Selected passage:

Search

EP-4740163-A2 - MULTI-AGENT COMPUTER SOFTWARE FRAMEWORK FOR A CONVERSATIONAL ARTIFICIAL INTELLIGENCE SYSTEM

EP4740163A2EP 4740163 A2EP4740163 A2EP 4740163A2EP-4740163-A2

Abstract

Methods and systems are presented for providing an artificial intelligence (AI)-based conversation system for facilitating a conversation with users and processing transactions for the users. The AI-based conversation system includes an AI model coupled with different backend modules. Based on an utterance submitted by a user during a chat session, the AI model is configured to generate instructions for a backend module to perform a transaction for the user based on a prompt template. The AI model also communicates the instructions to the backend module using a protocol specified in the prompt template. Upon receiving an output from the backend module, the AI model is configured to generate content for the chat session based on the output, and provide the content to the user.

Inventors

  • LANKA, Soujanya
  • WANG, GUANGSEN
  • VERMA, Reyha

Assignees

  • PayPal, Inc.

Dates

Publication Date
20260513
Application Date
20240731

Claims (20)

  1. 1. A system comprising: a non-transitory memory; and one or more hardware processors coupled with the non-transitory memory and configured to execute instructions from the non-transitory memory to cause the system to: receive an utterance from a device via a chat interface during a chat session; predict, for an artificial intelligence (Al) model, an intent of a user of the device based on the utterance, wherein the Al model is communicatively coupled with a plurality of backend modules, and wherein each backend module in the plurality of backend modules is configured to perform transactions corresponding to a different transaction type; select, from the plurality of backend modules, a particular backend module for the user during the chat session based on the intent; cause, by the Al model, the particular backend module to perform a transaction for the user based on the utterance and the intent; generate, by the Al model, content for the chat session based on a result from the particular backend module performing the transaction; and transmit the content to the device via the chat interface.
  2. 2. The system of claim 1 , wherein executing the instructions further causes the system to: obtain additional information via the chat interface, wherein the particular backend module is caused to perform the transaction for the user further based on the additional information.
  3. 3. The system of claim 2, wherein executing the instructions further causes the system to: generate, by the Al model, a set of requests or questions for the user based on a set of data types or content required by the particular backend module for performing the transaction; and provide the set of questions to the device via the chat interface, wherein the additional information obtained from the user corresponds to the set of request or questions.
  4. 4. The system of claim 3, wherein executing the instructions further causes the system to: determine the set of data types or content required by the particular backend module for performing the transaction based on a prompt template associated with the particular backend module.
  5. 5. The system of claim 1, wherein executing the instructions further causes the system to: obtain, by the Al model and from the particular backend module, an output based on the performing the transaction, wherein the content is generated based on the output.

Source material:
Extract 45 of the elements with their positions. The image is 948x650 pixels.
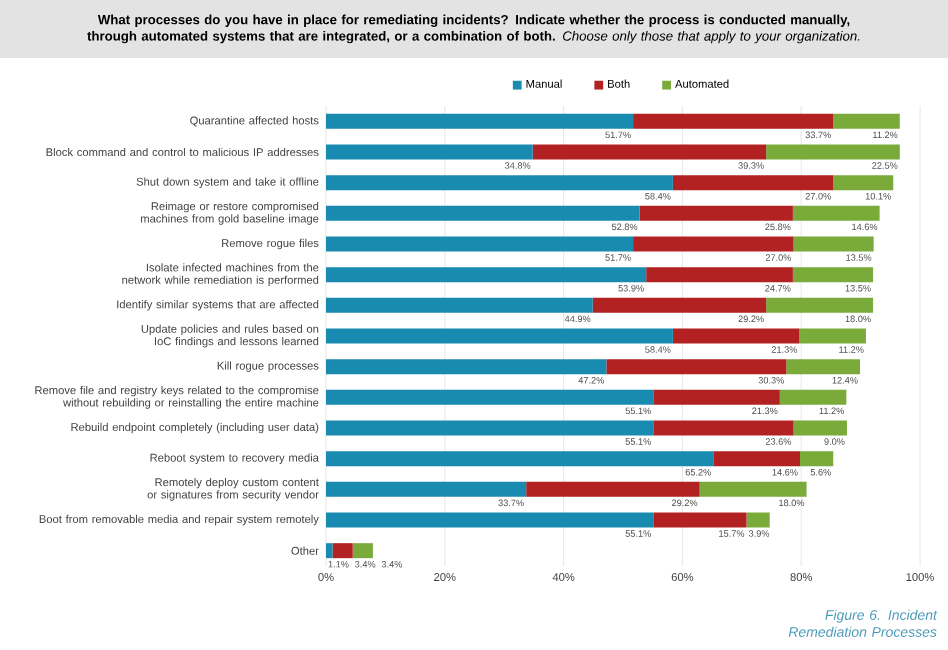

Tasks to carry out:
**A)** From the patent listing above, set down the passage from "2. 2. The system" up to and including "the additional information.".
**B)** Decide whether each statement agrees with the patent listing, answering yes or no and quoting the deciding words:
(i) The assignee of the patent is PayPal, Inc.
(ii) The application date is 20260513.
(iii) In claim 4, the set of data types or content required by the particular backend module is determined based on a prompt template associated with that module.
**C)** List every inventor named in the patent listing.

Task results:
**A)**
2. 2. The system of claim 1 , wherein executing the instructions further causes the system to: obtain additional information via the chat interface, wherein the particular backend module is caused to perform the transaction for the user further based on the additional information.

**B)**
(i) Yes: "PayPal, Inc."
(ii) No: "Application Date 20240731"
(iii) Yes: "determine the set of data types or content required by the particular backend module for performing the transaction based on a prompt template associated with the particular backend module"

**C)**
- LANKA, Soujanya
- WANG, GUANGSEN
- VERMA, Reyha